»»
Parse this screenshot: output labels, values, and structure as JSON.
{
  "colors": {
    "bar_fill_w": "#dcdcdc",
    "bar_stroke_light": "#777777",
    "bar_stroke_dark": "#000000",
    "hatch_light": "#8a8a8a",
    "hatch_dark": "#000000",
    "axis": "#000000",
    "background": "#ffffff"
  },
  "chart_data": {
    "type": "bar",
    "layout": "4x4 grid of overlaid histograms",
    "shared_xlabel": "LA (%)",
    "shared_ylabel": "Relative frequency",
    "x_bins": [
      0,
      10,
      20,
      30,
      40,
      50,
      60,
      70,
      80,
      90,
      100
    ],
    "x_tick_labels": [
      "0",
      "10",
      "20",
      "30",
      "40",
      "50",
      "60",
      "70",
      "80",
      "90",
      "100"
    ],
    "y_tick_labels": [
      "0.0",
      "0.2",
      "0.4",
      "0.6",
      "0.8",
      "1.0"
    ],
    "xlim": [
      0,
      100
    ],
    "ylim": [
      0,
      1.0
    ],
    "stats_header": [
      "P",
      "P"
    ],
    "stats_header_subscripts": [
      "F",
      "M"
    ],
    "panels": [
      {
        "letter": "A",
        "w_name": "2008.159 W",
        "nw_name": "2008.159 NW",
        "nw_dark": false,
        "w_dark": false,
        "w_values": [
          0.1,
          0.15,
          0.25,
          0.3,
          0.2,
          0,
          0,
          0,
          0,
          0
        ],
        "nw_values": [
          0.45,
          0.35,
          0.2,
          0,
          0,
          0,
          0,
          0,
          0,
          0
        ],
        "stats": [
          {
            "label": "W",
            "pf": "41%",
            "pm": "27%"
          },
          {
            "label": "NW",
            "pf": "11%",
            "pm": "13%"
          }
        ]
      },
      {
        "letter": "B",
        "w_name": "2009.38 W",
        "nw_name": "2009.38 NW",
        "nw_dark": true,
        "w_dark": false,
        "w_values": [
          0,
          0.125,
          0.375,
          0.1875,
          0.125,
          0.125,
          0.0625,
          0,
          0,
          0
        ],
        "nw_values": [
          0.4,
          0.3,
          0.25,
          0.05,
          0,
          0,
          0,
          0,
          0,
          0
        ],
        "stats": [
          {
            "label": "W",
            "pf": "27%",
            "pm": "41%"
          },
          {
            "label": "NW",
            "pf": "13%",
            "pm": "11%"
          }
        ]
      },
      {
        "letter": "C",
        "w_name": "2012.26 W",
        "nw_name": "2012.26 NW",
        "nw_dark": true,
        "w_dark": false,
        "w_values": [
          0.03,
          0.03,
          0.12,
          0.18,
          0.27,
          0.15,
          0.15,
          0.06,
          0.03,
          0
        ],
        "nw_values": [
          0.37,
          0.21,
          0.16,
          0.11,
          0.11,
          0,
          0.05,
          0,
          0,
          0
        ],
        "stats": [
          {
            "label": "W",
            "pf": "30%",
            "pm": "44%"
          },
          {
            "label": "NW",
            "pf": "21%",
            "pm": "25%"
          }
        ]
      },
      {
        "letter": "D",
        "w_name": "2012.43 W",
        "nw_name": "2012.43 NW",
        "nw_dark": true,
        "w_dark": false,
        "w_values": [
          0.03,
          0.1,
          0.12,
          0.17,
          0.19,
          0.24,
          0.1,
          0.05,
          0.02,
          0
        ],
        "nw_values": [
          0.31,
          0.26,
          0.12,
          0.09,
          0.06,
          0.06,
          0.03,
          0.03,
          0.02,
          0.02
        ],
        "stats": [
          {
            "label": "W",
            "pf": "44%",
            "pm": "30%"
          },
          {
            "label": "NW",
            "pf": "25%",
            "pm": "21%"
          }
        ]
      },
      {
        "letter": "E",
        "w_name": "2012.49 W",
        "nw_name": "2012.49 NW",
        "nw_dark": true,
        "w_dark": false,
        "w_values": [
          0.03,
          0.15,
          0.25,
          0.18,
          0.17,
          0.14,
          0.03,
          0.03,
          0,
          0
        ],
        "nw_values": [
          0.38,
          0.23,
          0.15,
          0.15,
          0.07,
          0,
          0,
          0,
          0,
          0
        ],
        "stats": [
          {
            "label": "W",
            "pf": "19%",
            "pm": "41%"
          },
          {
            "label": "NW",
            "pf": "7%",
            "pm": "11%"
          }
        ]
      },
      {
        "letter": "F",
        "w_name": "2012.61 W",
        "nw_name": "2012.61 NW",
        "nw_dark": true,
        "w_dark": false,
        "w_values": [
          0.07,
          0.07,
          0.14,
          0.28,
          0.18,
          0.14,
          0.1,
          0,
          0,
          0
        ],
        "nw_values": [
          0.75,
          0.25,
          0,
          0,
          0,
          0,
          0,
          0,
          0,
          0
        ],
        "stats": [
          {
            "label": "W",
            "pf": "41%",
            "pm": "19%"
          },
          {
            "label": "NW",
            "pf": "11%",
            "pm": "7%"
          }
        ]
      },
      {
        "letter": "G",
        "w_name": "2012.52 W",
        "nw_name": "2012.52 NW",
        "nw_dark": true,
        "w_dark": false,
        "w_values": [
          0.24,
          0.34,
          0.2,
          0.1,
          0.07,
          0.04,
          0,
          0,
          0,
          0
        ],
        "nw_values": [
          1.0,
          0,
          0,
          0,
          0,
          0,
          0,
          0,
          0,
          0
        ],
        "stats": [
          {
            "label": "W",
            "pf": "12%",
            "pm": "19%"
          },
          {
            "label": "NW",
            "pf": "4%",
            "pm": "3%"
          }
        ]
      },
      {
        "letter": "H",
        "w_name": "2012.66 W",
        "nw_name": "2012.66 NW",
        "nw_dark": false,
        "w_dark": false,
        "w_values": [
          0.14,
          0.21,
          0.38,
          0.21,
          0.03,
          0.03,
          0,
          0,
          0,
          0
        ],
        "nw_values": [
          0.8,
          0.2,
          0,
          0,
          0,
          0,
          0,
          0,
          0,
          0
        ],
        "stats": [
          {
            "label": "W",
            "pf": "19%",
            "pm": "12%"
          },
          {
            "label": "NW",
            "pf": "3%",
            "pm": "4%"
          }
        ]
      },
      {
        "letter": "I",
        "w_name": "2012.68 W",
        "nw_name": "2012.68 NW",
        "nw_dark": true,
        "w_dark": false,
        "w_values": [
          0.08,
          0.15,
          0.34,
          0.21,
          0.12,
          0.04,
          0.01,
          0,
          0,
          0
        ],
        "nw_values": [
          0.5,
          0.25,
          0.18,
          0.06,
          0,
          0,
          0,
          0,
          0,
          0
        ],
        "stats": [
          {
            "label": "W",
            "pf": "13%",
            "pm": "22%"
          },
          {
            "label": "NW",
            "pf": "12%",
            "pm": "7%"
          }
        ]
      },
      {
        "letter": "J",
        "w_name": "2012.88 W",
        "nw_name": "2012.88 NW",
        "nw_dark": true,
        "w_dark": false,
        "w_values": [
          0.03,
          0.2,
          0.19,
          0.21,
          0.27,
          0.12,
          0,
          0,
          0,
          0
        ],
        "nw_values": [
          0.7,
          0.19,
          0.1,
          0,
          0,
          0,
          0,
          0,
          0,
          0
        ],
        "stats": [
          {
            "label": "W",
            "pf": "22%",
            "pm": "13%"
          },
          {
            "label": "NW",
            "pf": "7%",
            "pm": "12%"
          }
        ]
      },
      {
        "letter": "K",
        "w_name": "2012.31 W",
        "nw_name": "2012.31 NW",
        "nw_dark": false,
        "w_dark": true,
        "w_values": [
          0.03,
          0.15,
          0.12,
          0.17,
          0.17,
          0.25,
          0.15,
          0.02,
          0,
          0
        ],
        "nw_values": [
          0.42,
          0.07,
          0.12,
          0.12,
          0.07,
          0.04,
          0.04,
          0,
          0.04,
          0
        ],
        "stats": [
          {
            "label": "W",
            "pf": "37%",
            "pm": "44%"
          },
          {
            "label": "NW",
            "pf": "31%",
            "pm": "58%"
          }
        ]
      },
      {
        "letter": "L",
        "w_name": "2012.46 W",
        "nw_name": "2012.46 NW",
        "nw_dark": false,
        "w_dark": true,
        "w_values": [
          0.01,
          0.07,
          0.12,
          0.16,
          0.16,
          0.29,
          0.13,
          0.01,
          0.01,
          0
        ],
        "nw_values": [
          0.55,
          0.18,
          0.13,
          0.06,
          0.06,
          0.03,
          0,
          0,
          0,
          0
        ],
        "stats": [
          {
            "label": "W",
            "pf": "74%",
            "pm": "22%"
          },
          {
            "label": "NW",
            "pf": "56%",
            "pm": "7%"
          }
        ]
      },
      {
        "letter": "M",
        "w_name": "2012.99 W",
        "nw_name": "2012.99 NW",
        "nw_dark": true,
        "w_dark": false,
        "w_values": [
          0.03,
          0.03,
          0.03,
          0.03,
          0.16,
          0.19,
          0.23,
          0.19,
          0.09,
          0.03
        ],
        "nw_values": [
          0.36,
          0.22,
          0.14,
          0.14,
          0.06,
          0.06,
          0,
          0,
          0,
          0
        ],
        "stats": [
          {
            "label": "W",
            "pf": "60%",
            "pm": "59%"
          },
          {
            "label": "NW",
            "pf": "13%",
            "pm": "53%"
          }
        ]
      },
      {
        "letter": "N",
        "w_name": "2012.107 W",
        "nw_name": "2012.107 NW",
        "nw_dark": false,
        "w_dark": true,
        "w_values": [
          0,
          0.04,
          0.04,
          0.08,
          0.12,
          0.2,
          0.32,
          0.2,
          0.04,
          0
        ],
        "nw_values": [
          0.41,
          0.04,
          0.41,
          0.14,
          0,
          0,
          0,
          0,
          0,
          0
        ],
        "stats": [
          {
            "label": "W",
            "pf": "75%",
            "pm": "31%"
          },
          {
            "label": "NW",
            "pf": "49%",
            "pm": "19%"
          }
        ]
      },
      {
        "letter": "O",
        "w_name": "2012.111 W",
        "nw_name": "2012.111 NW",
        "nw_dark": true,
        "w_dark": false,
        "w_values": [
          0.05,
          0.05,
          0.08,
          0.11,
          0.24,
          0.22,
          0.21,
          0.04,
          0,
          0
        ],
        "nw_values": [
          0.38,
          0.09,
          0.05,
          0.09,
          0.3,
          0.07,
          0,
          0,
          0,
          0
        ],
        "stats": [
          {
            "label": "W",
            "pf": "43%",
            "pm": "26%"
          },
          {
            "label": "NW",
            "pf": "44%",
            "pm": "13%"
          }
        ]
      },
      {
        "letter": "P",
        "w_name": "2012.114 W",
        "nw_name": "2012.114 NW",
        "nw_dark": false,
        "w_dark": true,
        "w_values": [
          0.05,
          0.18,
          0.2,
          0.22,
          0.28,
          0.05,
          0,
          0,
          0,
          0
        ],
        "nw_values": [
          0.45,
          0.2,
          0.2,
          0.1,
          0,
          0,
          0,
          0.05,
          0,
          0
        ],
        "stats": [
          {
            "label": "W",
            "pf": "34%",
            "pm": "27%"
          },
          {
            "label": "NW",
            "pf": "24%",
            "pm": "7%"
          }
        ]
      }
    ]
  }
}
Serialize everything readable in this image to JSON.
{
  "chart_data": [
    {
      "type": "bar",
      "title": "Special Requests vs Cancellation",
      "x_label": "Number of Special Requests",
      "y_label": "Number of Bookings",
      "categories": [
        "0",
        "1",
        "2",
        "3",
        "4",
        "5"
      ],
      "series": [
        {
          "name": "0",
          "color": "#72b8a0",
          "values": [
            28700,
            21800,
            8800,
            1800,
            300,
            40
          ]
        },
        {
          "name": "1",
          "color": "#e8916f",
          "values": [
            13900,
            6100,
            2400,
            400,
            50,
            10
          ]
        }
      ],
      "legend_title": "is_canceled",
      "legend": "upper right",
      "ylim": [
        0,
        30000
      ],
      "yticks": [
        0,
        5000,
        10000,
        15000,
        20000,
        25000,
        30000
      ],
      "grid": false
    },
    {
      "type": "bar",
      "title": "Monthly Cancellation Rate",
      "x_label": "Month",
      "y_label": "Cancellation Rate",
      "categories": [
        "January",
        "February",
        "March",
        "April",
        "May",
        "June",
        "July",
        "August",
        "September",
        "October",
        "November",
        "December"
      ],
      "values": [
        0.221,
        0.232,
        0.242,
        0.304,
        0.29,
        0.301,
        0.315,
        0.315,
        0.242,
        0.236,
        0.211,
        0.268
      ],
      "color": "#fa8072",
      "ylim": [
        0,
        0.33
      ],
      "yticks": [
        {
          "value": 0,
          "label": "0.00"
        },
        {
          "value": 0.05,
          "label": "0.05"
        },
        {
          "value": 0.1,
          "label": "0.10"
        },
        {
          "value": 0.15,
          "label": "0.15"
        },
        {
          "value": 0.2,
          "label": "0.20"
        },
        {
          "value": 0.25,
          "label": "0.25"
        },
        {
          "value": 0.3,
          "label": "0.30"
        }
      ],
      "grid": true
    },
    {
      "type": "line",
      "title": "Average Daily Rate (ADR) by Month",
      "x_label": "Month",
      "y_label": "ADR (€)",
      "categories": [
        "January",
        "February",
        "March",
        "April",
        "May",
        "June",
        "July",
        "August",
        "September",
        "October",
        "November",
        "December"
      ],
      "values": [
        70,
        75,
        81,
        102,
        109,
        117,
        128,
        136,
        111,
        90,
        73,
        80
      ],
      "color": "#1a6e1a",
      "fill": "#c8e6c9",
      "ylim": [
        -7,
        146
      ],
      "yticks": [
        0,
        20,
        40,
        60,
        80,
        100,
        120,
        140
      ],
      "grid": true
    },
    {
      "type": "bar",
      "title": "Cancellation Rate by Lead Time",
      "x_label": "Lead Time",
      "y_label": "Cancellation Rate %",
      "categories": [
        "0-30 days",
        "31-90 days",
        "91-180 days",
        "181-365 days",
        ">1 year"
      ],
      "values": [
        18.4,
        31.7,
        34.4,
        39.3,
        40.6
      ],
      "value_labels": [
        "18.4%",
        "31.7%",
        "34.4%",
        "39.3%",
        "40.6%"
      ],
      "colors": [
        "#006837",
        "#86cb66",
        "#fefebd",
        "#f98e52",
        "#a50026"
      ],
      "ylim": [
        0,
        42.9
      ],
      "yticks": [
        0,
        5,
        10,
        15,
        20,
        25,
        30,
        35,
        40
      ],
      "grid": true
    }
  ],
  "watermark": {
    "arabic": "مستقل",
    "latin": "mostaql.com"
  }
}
««
■ Problem statement: For the data above, state how many lines contain "Time"; the number is the whole answer.

■ Solution to the problem: 2